> [TEXTE À LIRE]:

□ □ □ □

Parmi les documents du PCF remis aux
Archives départementales de la Seine-Saint-Denis, figurent
onze dossiers de la commission centrale de contrôle politique (CCCP),
l'instance chargée d'examiner les
demandes de sanctions internes. Ils ont été déclassifiés après que, en 1998,
les sanctions contre les "coupables" ont été
déclarées "nulles et non avenues" .
La plupart
de ces "affaires" portent sur les relations du PCF avec ses
intellectuels en conflit avec la ligne. La plus fameuse reste l'exclusion, le 9 juin 1970, de Roger Garaudy,
longtemps membre du bureau politique, directeur du Centre d'études et de recherches marxistes
(CERM) et considéré un temps comme le penseur quasi officiel du communisme
français. Le silence réprobateur qui accueille son ultime intervention filmée
, au XIXe congrès, en février 1970, à l'issue duquel il est
définitivement rejeté par sa cellule, est resté dans les mémoires.
A l'époque, le départ de Garaudy est apparu
comme le symbole de la désaffection de quelques intellectuels mécontents de
l'attitude du parti en mai 1968, tels les historiens Madeleine Rebérioux et
Jean-Pierre Vernant. L'écrasement du "printemps de Prague" est
également un élément important du contexte. Le "cas Garaudy"

□ □ □ □

> [CONSIGNE 1]:
Reproduisez, dans le listing, le passage allant de la ligne contenant "git-commit-icon[interactable]: ✓: [2197, 79, 2217, 99]" jusqu'à la ligne contenant "tree-item-main-rs[interactable]: main.rs: [28, 579, 385, 606]", ces deux lignes comprises.

> [LISTING ASSOCIÉ]:

□ □ □ □

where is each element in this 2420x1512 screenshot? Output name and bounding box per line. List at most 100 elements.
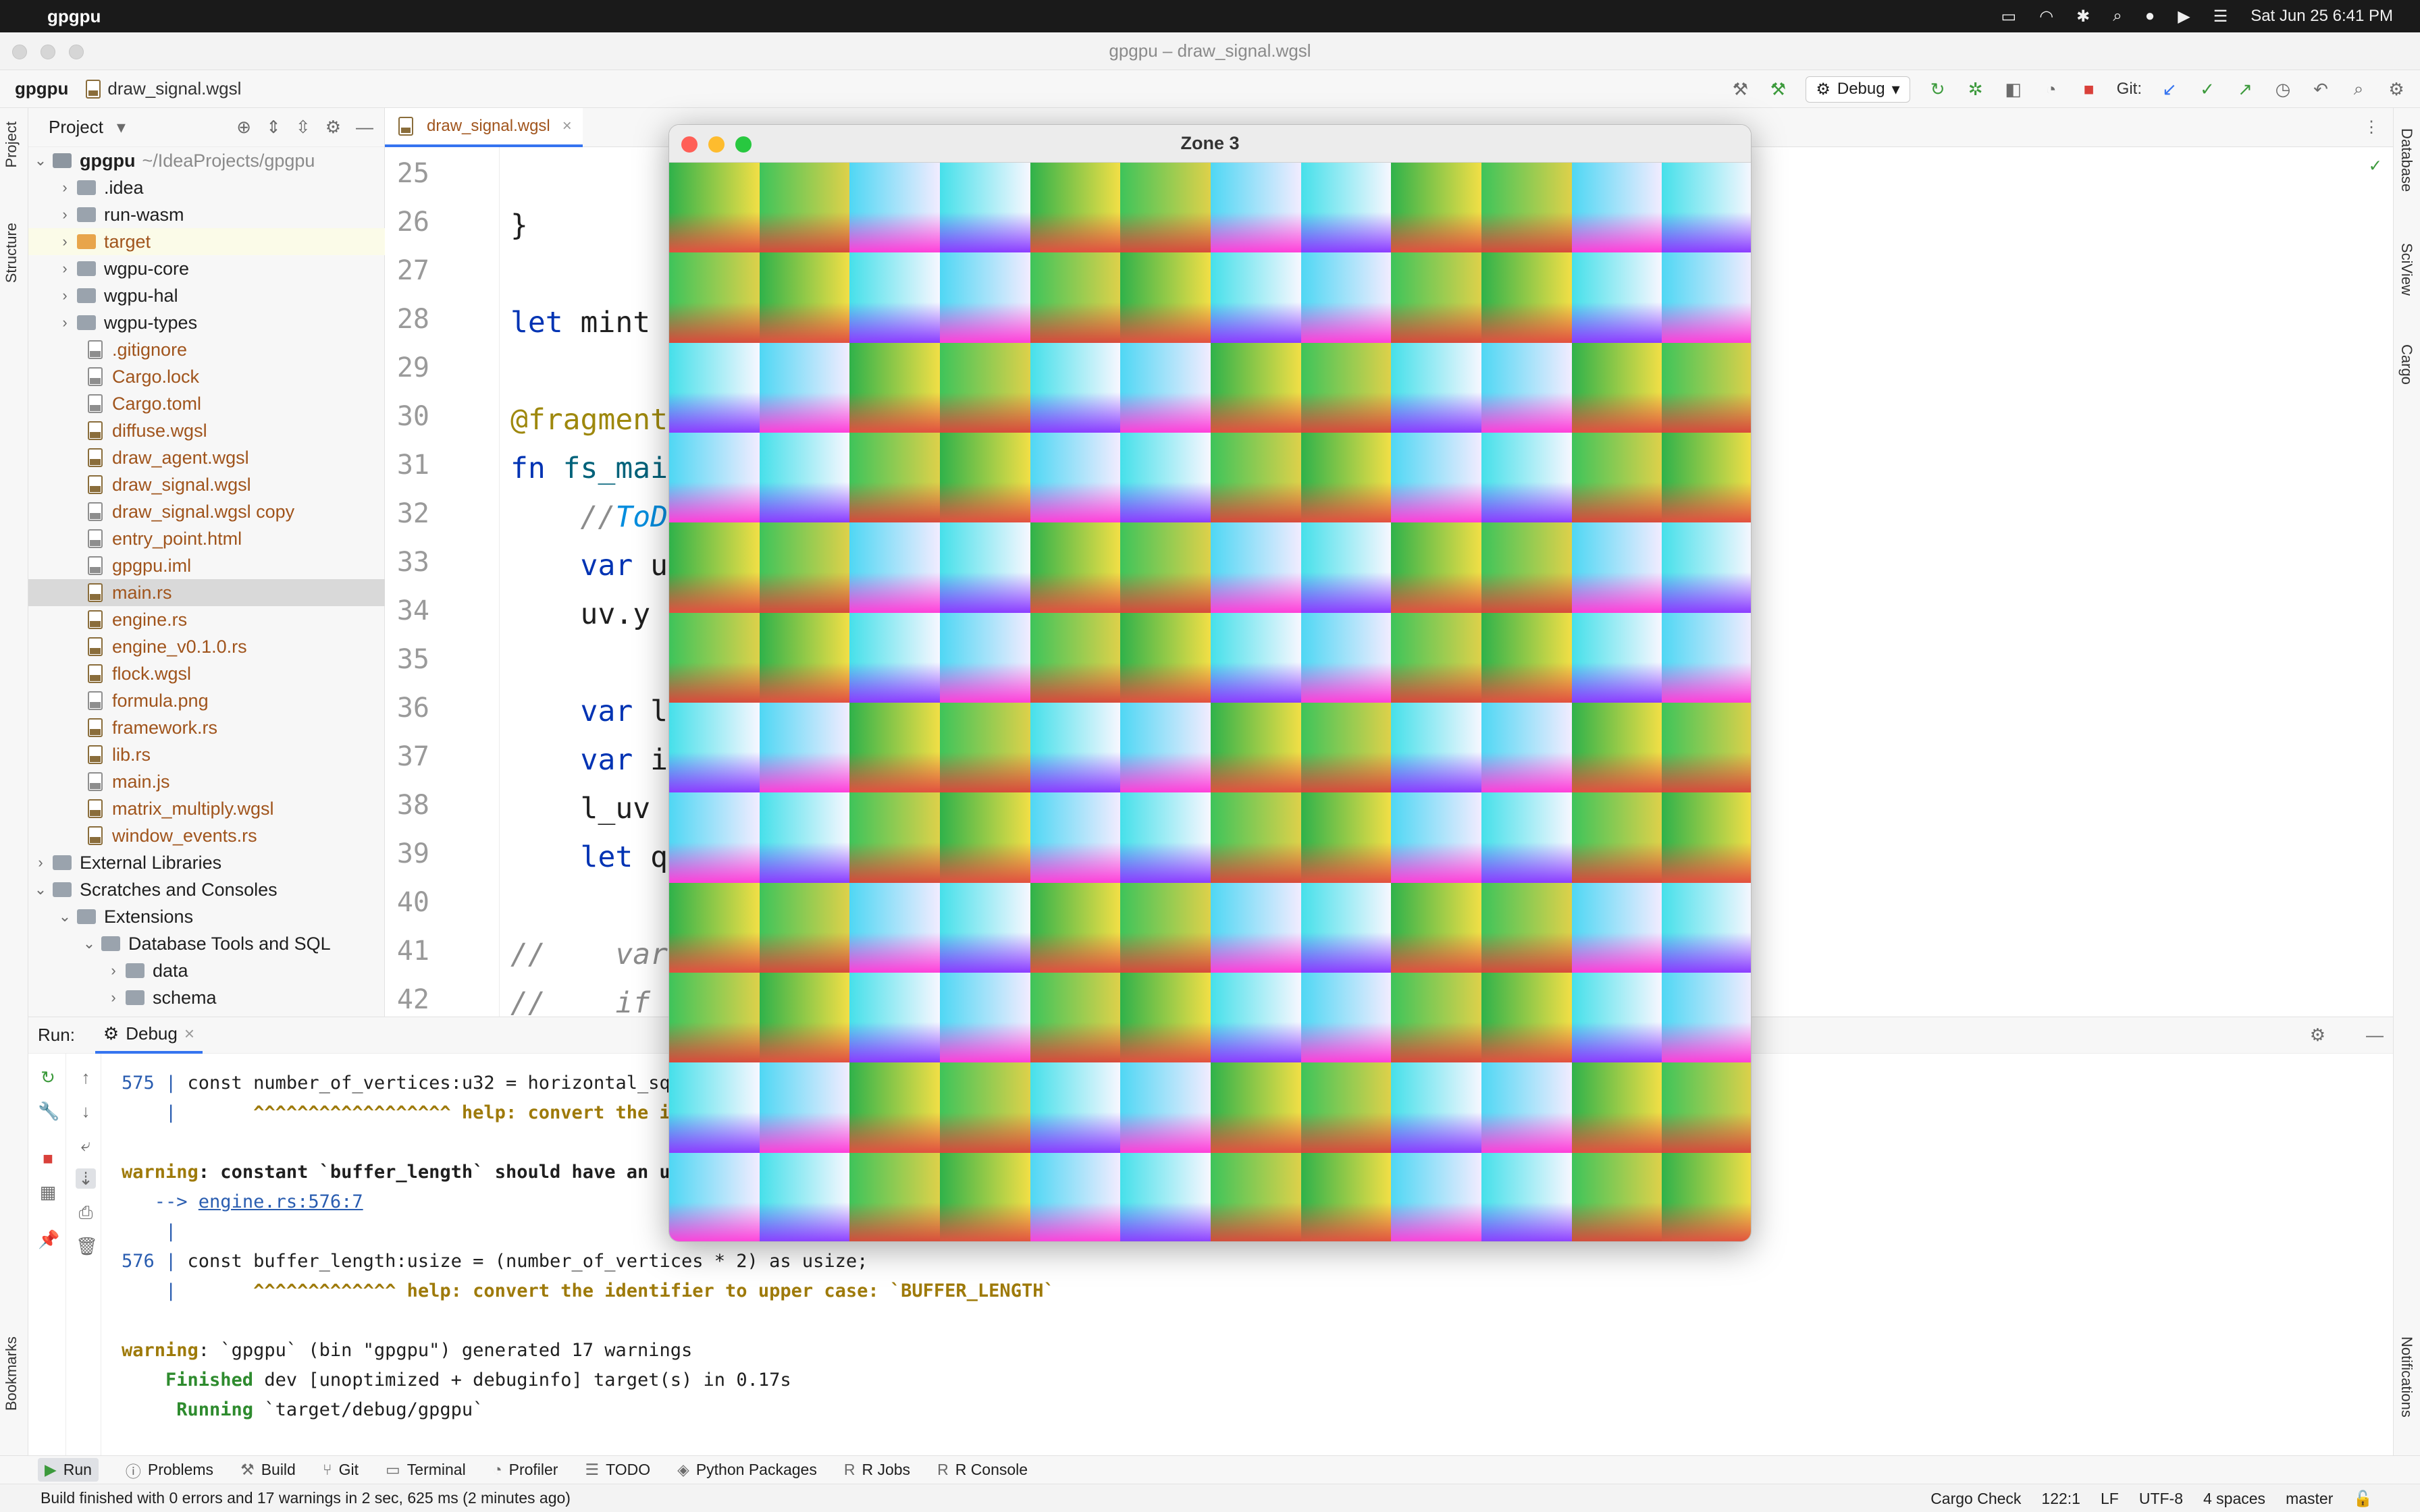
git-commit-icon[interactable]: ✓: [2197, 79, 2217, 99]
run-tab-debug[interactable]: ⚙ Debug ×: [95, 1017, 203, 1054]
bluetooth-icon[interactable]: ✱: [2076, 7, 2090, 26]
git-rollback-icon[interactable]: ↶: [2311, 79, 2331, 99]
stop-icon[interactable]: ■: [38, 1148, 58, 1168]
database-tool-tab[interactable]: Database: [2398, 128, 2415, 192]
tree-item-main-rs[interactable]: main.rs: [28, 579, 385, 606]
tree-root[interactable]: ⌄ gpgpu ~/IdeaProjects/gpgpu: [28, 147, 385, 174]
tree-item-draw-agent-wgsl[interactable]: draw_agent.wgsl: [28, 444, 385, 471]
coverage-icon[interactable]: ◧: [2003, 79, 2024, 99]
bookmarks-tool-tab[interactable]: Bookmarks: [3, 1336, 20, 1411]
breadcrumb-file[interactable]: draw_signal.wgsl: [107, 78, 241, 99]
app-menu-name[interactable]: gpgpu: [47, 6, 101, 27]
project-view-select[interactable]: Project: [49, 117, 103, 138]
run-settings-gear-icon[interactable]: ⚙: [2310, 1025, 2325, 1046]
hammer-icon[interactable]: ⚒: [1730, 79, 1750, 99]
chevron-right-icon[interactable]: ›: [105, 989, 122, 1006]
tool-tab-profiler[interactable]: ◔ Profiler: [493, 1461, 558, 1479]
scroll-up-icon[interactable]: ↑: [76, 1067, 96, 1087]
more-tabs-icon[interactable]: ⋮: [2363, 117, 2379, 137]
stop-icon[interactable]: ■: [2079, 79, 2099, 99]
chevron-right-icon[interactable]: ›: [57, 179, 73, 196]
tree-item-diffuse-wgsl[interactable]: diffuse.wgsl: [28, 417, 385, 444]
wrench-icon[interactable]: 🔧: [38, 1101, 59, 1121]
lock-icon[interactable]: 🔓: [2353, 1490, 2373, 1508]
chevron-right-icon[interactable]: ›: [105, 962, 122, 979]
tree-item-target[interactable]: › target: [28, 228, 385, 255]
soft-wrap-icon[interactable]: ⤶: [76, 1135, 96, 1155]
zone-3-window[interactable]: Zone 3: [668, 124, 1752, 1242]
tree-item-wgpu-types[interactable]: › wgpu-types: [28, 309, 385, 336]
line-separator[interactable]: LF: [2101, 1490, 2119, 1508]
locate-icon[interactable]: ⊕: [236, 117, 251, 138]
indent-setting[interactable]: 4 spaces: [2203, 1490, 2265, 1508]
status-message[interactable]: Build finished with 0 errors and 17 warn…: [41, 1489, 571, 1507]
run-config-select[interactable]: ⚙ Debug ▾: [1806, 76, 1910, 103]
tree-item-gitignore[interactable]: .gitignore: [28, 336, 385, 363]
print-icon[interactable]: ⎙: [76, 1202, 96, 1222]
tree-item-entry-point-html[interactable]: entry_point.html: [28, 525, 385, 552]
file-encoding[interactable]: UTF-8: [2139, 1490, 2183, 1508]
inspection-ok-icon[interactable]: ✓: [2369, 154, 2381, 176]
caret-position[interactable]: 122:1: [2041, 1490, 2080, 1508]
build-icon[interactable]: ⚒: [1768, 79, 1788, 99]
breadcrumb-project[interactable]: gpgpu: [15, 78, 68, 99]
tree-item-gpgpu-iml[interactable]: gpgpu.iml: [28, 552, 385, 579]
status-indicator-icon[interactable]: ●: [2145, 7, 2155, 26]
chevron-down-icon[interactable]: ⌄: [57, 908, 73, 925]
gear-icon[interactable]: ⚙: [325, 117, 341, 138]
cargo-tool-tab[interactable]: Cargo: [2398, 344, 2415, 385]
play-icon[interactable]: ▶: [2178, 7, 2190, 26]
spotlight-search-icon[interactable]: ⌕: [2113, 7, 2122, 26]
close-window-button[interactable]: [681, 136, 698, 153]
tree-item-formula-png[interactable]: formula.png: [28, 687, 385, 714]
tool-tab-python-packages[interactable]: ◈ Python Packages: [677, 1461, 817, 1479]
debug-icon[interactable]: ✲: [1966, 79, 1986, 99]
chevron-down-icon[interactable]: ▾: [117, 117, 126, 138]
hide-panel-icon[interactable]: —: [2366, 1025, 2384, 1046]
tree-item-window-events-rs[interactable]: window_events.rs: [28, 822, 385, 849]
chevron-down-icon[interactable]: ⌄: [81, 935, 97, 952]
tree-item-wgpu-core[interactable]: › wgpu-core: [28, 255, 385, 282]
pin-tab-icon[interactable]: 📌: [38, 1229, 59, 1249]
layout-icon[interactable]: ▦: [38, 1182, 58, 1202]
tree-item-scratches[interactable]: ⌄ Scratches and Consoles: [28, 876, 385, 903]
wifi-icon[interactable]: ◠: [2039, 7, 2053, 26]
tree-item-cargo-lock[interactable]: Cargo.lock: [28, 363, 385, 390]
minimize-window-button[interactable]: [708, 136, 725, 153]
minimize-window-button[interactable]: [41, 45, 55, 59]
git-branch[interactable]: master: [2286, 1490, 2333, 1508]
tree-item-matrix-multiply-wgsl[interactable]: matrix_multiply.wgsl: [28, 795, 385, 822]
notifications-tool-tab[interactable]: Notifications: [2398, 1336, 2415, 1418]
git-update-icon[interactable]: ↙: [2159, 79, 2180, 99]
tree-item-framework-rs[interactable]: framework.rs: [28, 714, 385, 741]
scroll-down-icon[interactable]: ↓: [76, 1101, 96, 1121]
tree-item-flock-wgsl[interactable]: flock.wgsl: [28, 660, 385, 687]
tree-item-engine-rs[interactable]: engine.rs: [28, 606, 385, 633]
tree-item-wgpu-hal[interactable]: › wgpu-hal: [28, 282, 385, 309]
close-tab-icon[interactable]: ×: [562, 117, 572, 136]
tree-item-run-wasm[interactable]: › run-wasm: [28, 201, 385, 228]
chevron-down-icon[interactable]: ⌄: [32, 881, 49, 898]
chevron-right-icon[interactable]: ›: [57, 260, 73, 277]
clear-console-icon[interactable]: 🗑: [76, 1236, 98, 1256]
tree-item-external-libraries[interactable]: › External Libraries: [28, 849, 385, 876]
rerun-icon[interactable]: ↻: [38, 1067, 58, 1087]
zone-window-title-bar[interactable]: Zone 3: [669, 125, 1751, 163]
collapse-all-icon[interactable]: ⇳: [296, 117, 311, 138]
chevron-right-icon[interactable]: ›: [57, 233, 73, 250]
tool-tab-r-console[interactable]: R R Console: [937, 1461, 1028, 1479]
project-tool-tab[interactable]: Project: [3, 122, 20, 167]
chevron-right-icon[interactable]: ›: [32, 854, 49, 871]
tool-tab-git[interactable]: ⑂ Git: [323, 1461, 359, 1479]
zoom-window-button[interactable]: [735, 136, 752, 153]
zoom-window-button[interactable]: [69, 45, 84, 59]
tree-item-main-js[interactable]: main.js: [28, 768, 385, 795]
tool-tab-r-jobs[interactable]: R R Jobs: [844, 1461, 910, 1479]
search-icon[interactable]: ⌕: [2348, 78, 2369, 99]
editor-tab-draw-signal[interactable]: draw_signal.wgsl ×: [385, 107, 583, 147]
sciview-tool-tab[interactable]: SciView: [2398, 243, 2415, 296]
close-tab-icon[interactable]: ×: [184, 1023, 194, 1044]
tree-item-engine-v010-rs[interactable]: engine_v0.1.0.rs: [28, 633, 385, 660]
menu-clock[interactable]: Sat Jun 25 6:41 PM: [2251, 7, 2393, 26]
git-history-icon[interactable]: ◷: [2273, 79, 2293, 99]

□ □ □ □

> [CONSIGNE 2]:
Prolongez le texte sur les dossiers de la commission de contrôle politique du PCF en reprenant là où il s'arrête.

> [RÉPONSE 1]:
git-commit-icon[interactable]: ✓: [2197, 79, 2217, 99]
run-tab-debug[interactable]: ⚙ Debug ×: [95, 1017, 203, 1054]
bluetooth-icon[interactable]: ✱: [2076, 7, 2090, 26]
git-rollback-icon[interactable]: ↶: [2311, 79, 2331, 99]
stop-icon[interactable]: ■: [38, 1148, 58, 1168]
database-tool-tab[interactable]: Database: [2398, 128, 2415, 192]
tree-item-main-rs[interactable]: main.rs: [28, 579, 385, 606]

> [RÉPONSE 2]:
va être pris en charge au plus haut niveau par Gaston Plissonnier
(1913-1995), numéro deux du parti et proche des Soviétiques. Mais Roland Leroy,
qui, à l'époque, s'occupe de la fameuse section "intellectuels et culture" (SIC) dont les fonds déposés à
Bobigny ne remontent qu'à 1960 , mettra, lui aussi, la main à la pâte. Les
documents montrent comment, même en période de dégel, les instances dirigeantes
fabriquent un "hérétique" en recherchant le moindre symptôme
de révisionnisme.
Dans les
cinq cartons qui ont été ouverts au Monde et à la sociologue politique
Frédérique Matonti, auteure d'Intellectuels communistes (La Découverte), c'est
un véritable dossier d'instruction à charge que l'on trouve : faits et gestes
du militant incriminé y sont méticuleusement pesés à partir de ses manuscrits, de correspondances privées qui,
on ne sait comment, sont arrivées entre les mains de la CCCP , d'interventions
extérieures du "camarade" , d'échos de discussions dans les cellules, etc.
On accuse
Roger Garaudy de se produire dans des associations culturelles "bourgeoises"
, de tisser des réseaux avec les "moutons noirs"
du mouvement communiste international, comme les Italiens ou les
Yougoslaves. Dans ce parti, obsédé par la peur du "fractionnisme"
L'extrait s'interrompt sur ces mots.